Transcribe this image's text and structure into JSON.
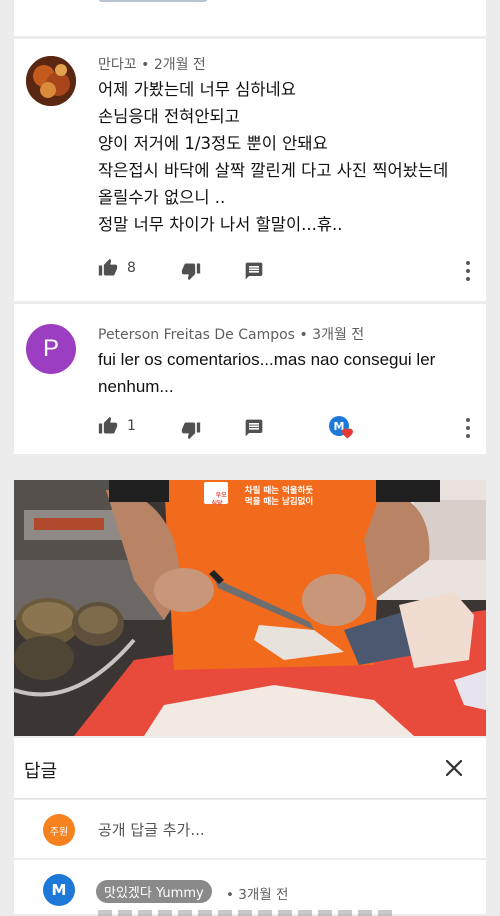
{
  "comments": [
    {
      "author": "만다꼬",
      "time": "2개월 전",
      "lines": [
        "어제 가봤는데 너무 심하네요",
        "손님응대 전혀안되고",
        "양이 저거에 1/3정도 뿐이 안돼요",
        "작은접시 바닥에 살짝 깔린게 다고 사진 찍어놨는데",
        "올릴수가 없으니 ..",
        "정말 너무 차이가 나서 할말이...휴.."
      ],
      "likes": "8"
    },
    {
      "author": "Peterson Freitas De Campos",
      "time": "3개월 전",
      "avatar_letter": "P",
      "lines": [
        "fui ler os comentarios...mas nao consegui ler",
        "nenhum..."
      ],
      "likes": "1",
      "creator_heart_letter": "M"
    }
  ],
  "video": {
    "logo_text": "우오\n식당",
    "banner_line1": "차릴 때는 억울하듯",
    "banner_line2": "먹을 때는 남김없이"
  },
  "replies_panel": {
    "title": "답글",
    "add_reply_avatar": "주원",
    "add_reply_placeholder": "공개 답글 추가...",
    "reply_author_badge": "맛있겠다 Yummy",
    "reply_avatar_letter": "M",
    "reply_time": "3개월 전"
  },
  "colors": {
    "peterson_avatar": "#9c3ec1",
    "joowon_avatar": "#f5821f",
    "yummy_avatar": "#1e78d8",
    "heart": "#e53935",
    "apron": "#f26a1b",
    "cutting_board": "#e84a3c"
  }
}
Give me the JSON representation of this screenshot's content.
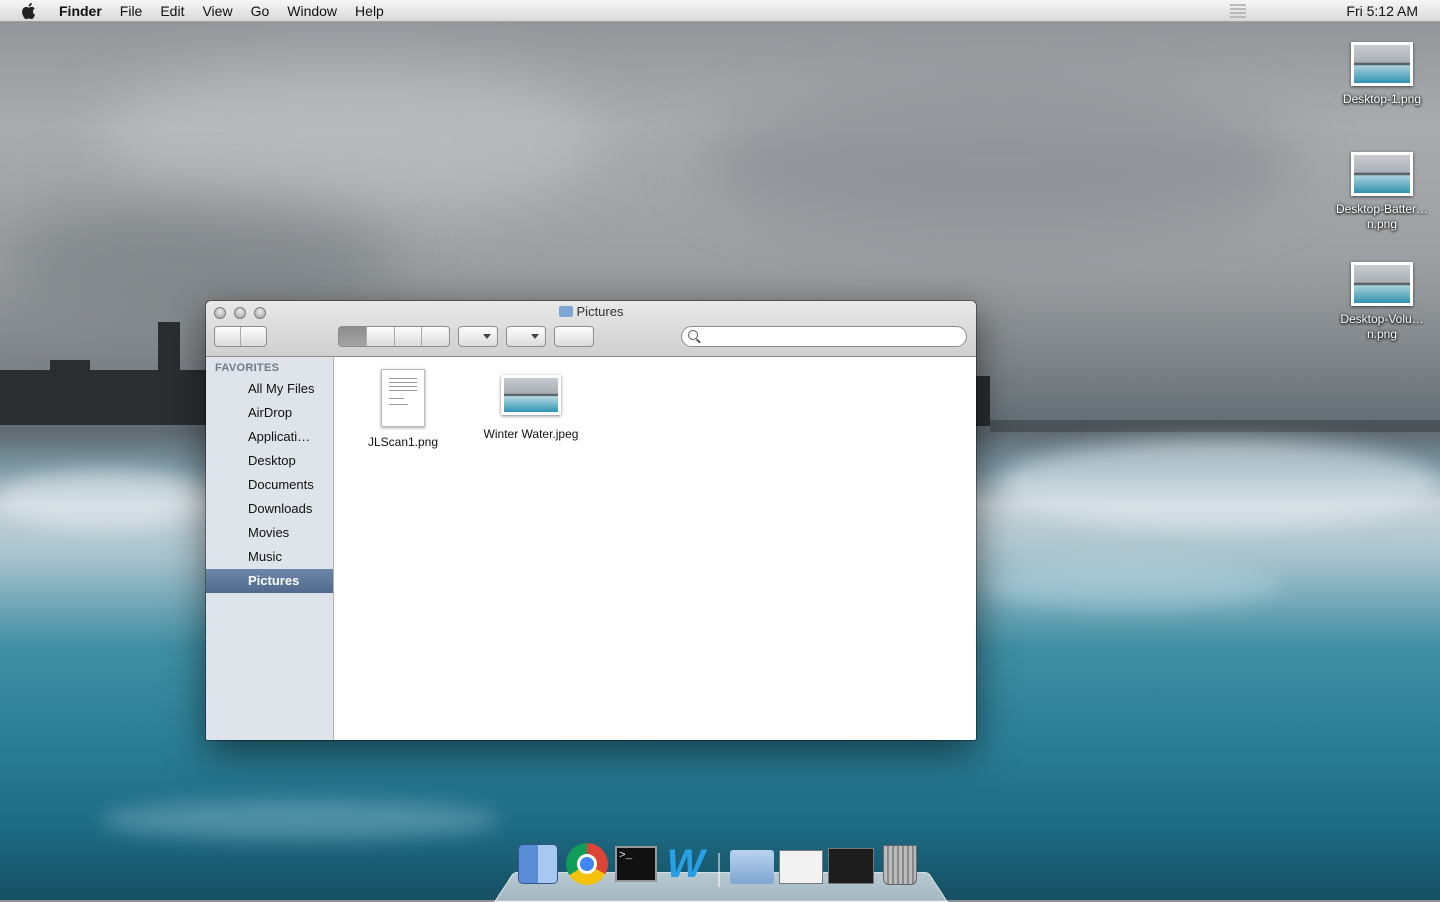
{
  "menubar": {
    "apple_icon": "apple-icon",
    "app_name": "Finder",
    "items": [
      "File",
      "Edit",
      "View",
      "Go",
      "Window",
      "Help"
    ],
    "clock": "Fri 5:12 AM"
  },
  "desktop": {
    "icons": [
      {
        "label": "Desktop-1.png",
        "icon": "image-thumbnail"
      },
      {
        "label": "Desktop-Batter…n.png",
        "icon": "image-thumbnail"
      },
      {
        "label": "Desktop-Volu…n.png",
        "icon": "image-thumbnail"
      }
    ]
  },
  "window": {
    "title": "Pictures",
    "title_icon": "folder-icon",
    "search": {
      "value": "",
      "placeholder": ""
    },
    "sidebar": {
      "heading": "FAVORITES",
      "items": [
        "All My Files",
        "AirDrop",
        "Applicati…",
        "Desktop",
        "Documents",
        "Downloads",
        "Movies",
        "Music",
        "Pictures"
      ],
      "selected": "Pictures"
    },
    "files": [
      {
        "name": "JLScan1.png",
        "icon": "document-thumbnail"
      },
      {
        "name": "Winter Water.jpeg",
        "icon": "image-thumbnail"
      }
    ]
  },
  "dock": {
    "apps": [
      "finder-icon",
      "chrome-icon",
      "terminal-icon",
      "w-app-icon"
    ],
    "stacks": [
      "folder-stack-icon",
      "browser-window-icon",
      "terminal-window-icon",
      "trash-icon"
    ],
    "terminal_prompt": ">_"
  }
}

**AIM**
Gather up the lines that contain the word "folder".

**ANSWER**
    "title_icon": "folder-icon",
      "folder-stack-icon",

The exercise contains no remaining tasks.